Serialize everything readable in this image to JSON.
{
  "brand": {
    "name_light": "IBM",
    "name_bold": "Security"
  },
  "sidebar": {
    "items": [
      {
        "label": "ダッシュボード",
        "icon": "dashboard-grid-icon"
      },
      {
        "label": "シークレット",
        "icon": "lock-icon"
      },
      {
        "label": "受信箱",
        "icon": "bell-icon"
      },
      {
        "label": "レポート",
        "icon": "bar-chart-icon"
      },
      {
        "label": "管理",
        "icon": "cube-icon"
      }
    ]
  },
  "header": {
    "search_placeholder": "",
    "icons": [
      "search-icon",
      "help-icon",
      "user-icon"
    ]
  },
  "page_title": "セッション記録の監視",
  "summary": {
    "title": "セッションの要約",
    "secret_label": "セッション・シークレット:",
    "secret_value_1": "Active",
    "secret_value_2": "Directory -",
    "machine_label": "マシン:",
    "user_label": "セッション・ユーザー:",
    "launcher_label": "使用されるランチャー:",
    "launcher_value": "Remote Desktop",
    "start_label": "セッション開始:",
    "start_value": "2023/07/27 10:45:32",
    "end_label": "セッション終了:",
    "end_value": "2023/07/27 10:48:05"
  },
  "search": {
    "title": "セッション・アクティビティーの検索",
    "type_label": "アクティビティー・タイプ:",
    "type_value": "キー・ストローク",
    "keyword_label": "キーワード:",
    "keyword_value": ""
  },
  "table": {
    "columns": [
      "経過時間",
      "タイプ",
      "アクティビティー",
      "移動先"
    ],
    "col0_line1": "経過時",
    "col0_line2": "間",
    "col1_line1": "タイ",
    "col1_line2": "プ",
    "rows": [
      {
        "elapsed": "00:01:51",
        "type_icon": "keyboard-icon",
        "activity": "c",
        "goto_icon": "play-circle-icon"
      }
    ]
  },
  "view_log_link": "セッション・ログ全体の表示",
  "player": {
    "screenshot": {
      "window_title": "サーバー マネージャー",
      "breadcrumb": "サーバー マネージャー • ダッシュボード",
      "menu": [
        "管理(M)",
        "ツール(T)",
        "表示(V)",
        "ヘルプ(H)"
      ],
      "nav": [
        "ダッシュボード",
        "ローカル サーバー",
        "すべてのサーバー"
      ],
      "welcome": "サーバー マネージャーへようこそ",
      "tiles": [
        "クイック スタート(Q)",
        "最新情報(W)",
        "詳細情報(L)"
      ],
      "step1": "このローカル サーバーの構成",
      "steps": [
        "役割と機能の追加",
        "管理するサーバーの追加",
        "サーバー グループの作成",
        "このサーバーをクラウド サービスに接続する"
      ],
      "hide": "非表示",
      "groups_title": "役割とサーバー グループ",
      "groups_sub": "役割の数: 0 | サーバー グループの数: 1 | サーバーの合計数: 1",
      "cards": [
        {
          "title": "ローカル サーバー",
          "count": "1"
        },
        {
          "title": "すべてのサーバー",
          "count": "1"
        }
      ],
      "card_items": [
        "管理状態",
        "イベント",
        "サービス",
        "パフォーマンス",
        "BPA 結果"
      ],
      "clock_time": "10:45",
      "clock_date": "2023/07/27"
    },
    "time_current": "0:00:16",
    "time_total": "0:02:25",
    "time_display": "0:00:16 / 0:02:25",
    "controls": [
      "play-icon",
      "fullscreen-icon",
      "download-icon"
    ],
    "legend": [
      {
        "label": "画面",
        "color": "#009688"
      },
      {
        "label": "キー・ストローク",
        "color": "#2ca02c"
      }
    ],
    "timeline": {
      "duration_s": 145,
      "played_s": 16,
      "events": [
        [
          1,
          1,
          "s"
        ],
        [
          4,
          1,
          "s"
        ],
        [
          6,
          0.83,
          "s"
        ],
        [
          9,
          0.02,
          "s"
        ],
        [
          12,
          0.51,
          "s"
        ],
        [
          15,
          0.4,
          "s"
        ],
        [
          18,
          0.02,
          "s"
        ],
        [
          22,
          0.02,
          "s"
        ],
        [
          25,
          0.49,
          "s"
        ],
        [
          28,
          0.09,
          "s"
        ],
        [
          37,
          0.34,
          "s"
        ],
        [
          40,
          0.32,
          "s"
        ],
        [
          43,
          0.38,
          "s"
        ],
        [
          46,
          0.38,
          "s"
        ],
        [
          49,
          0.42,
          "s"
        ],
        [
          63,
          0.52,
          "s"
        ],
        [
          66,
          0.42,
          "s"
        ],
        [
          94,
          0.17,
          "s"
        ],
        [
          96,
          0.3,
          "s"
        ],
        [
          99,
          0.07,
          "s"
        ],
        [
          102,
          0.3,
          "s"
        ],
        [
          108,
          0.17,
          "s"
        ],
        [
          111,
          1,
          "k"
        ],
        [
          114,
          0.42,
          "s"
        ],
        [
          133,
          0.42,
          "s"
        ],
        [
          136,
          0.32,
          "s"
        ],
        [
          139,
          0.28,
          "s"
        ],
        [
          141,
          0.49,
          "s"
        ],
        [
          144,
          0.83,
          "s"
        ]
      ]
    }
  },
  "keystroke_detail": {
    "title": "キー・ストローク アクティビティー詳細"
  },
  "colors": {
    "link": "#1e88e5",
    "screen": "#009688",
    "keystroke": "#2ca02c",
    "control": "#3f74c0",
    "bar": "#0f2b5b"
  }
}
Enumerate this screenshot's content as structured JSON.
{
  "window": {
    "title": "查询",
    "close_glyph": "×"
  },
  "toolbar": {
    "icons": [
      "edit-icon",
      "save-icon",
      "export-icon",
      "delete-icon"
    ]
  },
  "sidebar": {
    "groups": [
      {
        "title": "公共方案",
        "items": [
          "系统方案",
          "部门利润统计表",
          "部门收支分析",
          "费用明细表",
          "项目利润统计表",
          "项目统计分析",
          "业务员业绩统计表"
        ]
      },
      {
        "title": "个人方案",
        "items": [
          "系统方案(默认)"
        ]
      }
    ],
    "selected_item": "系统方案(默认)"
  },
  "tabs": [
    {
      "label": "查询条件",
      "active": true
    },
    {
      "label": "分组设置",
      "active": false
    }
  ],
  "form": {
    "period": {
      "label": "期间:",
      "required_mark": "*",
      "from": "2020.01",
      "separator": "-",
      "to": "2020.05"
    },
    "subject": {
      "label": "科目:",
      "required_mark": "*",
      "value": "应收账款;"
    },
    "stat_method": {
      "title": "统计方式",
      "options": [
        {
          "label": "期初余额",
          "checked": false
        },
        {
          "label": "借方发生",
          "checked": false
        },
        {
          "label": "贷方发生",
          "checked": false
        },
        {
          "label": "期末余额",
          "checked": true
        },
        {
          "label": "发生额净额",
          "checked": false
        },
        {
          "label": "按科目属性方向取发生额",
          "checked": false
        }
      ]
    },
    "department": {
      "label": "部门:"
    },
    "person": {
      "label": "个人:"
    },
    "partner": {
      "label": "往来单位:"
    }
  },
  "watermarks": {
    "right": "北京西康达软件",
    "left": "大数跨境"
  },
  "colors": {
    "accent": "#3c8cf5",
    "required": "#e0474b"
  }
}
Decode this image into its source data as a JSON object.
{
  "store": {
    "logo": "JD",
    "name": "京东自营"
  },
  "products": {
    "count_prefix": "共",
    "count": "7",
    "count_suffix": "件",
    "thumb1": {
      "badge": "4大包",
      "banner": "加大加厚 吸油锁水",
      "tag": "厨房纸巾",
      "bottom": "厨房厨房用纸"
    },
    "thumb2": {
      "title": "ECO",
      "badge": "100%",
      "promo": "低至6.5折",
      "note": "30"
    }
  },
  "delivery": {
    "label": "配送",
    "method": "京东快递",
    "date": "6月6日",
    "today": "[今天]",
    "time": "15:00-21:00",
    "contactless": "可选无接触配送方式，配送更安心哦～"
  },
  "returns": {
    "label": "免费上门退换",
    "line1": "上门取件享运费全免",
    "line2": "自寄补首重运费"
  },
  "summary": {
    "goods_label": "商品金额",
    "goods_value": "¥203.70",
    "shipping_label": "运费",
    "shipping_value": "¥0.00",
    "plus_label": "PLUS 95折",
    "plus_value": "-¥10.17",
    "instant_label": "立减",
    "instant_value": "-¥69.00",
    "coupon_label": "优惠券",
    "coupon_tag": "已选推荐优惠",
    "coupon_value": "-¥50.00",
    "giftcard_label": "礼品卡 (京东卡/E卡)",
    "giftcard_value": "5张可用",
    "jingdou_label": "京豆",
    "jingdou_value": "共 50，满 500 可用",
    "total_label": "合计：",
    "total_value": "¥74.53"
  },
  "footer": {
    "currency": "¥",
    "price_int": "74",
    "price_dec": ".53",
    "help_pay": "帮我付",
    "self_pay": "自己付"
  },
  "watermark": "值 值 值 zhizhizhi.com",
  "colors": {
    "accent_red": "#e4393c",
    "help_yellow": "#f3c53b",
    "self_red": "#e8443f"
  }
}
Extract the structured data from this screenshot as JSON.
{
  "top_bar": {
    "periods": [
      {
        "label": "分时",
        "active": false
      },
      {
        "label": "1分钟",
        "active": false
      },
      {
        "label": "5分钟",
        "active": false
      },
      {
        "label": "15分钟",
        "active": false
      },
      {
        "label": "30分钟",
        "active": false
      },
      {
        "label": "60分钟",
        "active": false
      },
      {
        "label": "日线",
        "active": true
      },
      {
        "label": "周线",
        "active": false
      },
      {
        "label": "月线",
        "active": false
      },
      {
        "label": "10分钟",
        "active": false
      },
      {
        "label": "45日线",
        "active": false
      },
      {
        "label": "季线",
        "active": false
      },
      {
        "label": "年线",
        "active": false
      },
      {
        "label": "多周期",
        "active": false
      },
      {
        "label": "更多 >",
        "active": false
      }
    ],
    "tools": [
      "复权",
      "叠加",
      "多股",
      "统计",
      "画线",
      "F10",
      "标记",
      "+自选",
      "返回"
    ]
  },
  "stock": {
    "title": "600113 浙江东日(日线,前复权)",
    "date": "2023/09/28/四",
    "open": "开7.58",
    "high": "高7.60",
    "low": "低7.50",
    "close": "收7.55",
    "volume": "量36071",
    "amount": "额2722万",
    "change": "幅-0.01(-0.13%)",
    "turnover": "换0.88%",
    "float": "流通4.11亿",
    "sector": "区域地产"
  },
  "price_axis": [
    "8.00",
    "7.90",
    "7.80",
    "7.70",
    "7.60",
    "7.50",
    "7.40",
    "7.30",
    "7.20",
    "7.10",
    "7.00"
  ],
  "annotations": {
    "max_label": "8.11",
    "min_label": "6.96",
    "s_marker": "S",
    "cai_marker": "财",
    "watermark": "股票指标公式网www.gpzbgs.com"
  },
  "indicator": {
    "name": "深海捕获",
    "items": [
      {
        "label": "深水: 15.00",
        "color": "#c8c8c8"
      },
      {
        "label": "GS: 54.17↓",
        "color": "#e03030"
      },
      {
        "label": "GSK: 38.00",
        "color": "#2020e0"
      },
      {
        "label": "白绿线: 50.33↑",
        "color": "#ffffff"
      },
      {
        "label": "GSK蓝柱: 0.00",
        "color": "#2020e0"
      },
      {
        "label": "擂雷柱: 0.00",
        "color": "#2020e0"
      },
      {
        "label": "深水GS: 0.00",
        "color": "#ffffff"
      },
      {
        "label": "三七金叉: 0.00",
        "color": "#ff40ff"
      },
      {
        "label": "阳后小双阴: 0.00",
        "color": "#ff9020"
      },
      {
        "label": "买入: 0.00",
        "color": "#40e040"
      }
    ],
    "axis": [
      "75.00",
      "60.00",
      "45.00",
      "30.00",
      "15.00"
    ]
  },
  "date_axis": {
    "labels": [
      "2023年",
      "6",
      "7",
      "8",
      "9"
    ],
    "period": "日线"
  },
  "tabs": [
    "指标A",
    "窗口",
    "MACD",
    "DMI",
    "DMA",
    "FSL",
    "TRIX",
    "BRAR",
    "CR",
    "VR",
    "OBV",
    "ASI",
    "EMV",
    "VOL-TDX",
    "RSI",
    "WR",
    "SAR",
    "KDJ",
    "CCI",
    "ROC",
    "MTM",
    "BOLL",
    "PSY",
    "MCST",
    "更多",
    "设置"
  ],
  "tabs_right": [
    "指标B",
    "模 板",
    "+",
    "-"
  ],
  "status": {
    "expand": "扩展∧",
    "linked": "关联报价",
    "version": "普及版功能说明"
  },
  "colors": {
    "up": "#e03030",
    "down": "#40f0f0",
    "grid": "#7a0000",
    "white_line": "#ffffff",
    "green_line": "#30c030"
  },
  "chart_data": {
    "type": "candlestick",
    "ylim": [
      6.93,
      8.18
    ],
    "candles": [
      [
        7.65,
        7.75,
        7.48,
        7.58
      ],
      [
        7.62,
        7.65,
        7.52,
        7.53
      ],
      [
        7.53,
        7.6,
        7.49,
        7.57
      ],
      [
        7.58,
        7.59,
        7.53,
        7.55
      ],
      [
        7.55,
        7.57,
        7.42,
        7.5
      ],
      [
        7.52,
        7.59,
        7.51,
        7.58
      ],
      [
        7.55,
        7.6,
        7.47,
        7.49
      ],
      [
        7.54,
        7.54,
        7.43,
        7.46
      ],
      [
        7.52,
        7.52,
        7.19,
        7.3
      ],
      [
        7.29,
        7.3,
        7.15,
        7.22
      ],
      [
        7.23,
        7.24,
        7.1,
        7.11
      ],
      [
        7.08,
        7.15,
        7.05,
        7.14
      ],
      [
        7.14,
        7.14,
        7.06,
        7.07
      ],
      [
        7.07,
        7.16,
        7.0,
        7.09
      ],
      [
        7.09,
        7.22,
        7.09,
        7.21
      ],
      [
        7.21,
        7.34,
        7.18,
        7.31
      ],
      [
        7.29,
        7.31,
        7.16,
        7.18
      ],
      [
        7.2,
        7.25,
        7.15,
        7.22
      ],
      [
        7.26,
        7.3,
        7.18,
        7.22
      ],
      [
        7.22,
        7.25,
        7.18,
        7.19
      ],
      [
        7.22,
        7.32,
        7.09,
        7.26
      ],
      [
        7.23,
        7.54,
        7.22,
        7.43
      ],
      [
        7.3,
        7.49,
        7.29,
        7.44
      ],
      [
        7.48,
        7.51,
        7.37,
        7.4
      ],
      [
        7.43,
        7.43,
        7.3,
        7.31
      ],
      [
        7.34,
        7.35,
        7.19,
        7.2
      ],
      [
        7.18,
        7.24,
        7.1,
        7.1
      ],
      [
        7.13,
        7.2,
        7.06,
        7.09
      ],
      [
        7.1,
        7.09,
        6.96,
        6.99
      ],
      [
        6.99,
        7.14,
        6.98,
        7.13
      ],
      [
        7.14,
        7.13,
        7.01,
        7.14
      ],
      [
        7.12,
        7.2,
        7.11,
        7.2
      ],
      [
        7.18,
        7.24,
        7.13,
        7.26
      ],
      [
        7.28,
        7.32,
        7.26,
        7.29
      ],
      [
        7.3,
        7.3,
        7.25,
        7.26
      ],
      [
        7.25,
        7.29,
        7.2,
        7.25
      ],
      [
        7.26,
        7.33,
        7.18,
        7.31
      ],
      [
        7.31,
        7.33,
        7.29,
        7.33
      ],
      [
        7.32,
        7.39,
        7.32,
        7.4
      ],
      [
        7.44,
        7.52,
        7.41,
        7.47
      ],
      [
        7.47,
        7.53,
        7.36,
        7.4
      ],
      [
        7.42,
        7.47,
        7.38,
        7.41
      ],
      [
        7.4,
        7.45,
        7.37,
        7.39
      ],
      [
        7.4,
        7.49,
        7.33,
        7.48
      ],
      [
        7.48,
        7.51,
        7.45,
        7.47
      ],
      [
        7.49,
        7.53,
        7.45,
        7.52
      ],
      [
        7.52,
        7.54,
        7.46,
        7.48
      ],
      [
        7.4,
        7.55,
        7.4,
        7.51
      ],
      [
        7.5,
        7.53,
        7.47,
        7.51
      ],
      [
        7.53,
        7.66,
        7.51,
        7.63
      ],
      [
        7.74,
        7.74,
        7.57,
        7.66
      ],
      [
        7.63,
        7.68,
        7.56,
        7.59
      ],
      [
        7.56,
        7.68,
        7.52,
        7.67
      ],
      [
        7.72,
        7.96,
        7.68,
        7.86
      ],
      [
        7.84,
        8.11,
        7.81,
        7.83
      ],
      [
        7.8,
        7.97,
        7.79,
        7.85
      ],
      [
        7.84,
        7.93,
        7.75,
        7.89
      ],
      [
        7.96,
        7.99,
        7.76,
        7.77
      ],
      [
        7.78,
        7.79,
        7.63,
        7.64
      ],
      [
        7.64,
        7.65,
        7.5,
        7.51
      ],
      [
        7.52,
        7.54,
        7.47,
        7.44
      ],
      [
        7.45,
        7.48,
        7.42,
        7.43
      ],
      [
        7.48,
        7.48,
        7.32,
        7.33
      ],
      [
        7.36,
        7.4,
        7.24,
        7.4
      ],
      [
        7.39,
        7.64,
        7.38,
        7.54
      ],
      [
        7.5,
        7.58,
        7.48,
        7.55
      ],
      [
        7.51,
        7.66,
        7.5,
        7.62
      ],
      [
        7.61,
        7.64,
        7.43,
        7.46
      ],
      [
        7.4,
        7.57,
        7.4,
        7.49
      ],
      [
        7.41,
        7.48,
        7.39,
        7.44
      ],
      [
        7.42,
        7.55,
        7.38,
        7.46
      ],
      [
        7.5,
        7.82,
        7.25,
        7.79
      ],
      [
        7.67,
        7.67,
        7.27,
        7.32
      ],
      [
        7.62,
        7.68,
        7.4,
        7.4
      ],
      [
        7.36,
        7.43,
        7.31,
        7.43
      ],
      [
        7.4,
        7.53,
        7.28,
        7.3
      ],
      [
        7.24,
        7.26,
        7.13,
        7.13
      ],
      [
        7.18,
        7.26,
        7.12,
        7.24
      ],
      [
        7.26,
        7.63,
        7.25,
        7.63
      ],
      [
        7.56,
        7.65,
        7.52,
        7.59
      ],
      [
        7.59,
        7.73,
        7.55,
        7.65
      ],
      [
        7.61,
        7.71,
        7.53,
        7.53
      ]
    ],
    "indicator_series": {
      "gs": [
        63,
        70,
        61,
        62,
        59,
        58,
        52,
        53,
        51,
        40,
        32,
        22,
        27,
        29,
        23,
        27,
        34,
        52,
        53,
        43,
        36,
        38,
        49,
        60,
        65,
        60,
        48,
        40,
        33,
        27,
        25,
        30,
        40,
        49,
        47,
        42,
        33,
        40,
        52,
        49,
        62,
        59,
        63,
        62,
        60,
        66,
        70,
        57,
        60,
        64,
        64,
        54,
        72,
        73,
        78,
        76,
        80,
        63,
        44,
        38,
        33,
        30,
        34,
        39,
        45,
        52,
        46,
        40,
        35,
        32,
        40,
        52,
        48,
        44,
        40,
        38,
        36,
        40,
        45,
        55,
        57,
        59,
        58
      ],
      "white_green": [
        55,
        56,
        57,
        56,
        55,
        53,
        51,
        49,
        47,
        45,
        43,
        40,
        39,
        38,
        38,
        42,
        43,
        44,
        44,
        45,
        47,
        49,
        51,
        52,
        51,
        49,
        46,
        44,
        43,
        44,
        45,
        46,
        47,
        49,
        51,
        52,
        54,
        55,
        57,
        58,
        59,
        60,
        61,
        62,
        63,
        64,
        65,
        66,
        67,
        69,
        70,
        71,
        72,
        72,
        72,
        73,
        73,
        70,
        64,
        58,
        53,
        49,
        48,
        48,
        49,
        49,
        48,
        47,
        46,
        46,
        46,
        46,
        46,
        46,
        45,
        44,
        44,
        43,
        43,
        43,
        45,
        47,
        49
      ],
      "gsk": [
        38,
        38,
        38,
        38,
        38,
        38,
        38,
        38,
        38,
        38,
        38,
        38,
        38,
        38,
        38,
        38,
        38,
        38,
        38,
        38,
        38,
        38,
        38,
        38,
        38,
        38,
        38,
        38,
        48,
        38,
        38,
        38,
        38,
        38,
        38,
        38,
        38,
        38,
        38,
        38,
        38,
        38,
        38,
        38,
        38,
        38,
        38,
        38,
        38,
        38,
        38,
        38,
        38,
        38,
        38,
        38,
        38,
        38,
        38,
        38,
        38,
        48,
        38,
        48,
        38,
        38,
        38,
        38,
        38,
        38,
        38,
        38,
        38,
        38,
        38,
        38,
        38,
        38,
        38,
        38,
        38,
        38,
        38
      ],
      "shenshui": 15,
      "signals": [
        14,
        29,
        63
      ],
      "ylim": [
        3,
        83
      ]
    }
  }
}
_ _ _ _ _
| What is expected |
Going through the lines above one by one, tally those with the word "this" and give only the total.

| Problem solution |
4